Data supplied
________________

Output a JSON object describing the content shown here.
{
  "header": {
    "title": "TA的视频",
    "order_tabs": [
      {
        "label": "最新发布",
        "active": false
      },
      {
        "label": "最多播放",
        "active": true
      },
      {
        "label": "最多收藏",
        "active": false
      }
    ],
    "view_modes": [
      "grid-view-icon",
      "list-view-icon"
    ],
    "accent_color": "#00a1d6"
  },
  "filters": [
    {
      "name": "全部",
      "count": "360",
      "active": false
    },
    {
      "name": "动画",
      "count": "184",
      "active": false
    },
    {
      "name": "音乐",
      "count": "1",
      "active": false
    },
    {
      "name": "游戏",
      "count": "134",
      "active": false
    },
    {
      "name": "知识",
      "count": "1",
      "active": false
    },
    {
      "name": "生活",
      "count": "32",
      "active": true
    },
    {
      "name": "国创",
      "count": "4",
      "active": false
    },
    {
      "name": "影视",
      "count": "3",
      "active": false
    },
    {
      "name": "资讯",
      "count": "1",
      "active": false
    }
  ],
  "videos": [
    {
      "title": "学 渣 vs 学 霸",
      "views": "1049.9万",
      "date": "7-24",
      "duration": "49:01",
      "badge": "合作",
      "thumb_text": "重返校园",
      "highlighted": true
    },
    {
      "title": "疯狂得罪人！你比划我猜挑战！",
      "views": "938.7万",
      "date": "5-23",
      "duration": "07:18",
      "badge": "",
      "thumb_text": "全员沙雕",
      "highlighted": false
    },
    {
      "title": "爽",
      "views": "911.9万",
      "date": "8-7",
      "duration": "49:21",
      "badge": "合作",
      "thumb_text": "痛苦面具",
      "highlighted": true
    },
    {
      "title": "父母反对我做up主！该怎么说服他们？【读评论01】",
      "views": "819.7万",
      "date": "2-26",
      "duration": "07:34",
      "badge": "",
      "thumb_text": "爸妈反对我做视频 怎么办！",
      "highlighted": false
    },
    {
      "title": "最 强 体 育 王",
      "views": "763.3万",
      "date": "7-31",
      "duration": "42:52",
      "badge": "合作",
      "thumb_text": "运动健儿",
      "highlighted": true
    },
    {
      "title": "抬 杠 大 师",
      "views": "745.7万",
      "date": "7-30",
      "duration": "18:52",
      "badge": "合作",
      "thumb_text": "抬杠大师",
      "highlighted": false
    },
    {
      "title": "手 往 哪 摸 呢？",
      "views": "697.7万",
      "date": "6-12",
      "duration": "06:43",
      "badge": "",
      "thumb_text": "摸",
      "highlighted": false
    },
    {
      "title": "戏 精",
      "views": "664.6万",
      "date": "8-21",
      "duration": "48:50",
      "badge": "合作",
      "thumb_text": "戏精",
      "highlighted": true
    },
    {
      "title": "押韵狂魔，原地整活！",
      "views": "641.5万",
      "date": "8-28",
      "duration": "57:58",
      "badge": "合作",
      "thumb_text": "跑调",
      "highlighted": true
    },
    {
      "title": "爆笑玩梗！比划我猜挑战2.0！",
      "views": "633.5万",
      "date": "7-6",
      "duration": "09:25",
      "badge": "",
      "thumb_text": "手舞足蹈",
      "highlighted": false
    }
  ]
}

________________

Task to complete
Print the material once more, exactly.

Full answer
Output a JSON object describing the content shown here.
{
  "header": {
    "title": "TA的视频",
    "order_tabs": [
      {
        "label": "最新发布",
        "active": false
      },
      {
        "label": "最多播放",
        "active": true
      },
      {
        "label": "最多收藏",
        "active": false
      }
    ],
    "view_modes": [
      "grid-view-icon",
      "list-view-icon"
    ],
    "accent_color": "#00a1d6"
  },
  "filters": [
    {
      "name": "全部",
      "count": "360",
      "active": false
    },
    {
      "name": "动画",
      "count": "184",
      "active": false
    },
    {
      "name": "音乐",
      "count": "1",
      "active": false
    },
    {
      "name": "游戏",
      "count": "134",
      "active": false
    },
    {
      "name": "知识",
      "count": "1",
      "active": false
    },
    {
      "name": "生活",
      "count": "32",
      "active": true
    },
    {
      "name": "国创",
      "count": "4",
      "active": false
    },
    {
      "name": "影视",
      "count": "3",
      "active": false
    },
    {
      "name": "资讯",
      "count": "1",
      "active": false
    }
  ],
  "videos": [
    {
      "title": "学 渣 vs 学 霸",
      "views": "1049.9万",
      "date": "7-24",
      "duration": "49:01",
      "badge": "合作",
      "thumb_text": "重返校园",
      "highlighted": true
    },
    {
      "title": "疯狂得罪人！你比划我猜挑战！",
      "views": "938.7万",
      "date": "5-23",
      "duration": "07:18",
      "badge": "",
      "thumb_text": "全员沙雕",
      "highlighted": false
    },
    {
      "title": "爽",
      "views": "911.9万",
      "date": "8-7",
      "duration": "49:21",
      "badge": "合作",
      "thumb_text": "痛苦面具",
      "highlighted": true
    },
    {
      "title": "父母反对我做up主！该怎么说服他们？【读评论01】",
      "views": "819.7万",
      "date": "2-26",
      "duration": "07:34",
      "badge": "",
      "thumb_text": "爸妈反对我做视频 怎么办！",
      "highlighted": false
    },
    {
      "title": "最 强 体 育 王",
      "views": "763.3万",
      "date": "7-31",
      "duration": "42:52",
      "badge": "合作",
      "thumb_text": "运动健儿",
      "highlighted": true
    },
    {
      "title": "抬 杠 大 师",
      "views": "745.7万",
      "date": "7-30",
      "duration": "18:52",
      "badge": "合作",
      "thumb_text": "抬杠大师",
      "highlighted": false
    },
    {
      "title": "手 往 哪 摸 呢？",
      "views": "697.7万",
      "date": "6-12",
      "duration": "06:43",
      "badge": "",
      "thumb_text": "摸",
      "highlighted": false
    },
    {
      "title": "戏 精",
      "views": "664.6万",
      "date": "8-21",
      "duration": "48:50",
      "badge": "合作",
      "thumb_text": "戏精",
      "highlighted": true
    },
    {
      "title": "押韵狂魔，原地整活！",
      "views": "641.5万",
      "date": "8-28",
      "duration": "57:58",
      "badge": "合作",
      "thumb_text": "跑调",
      "highlighted": true
    },
    {
      "title": "爆笑玩梗！比划我猜挑战2.0！",
      "views": "633.5万",
      "date": "7-6",
      "duration": "09:25",
      "badge": "",
      "thumb_text": "手舞足蹈",
      "highlighted": false
    }
  ]
}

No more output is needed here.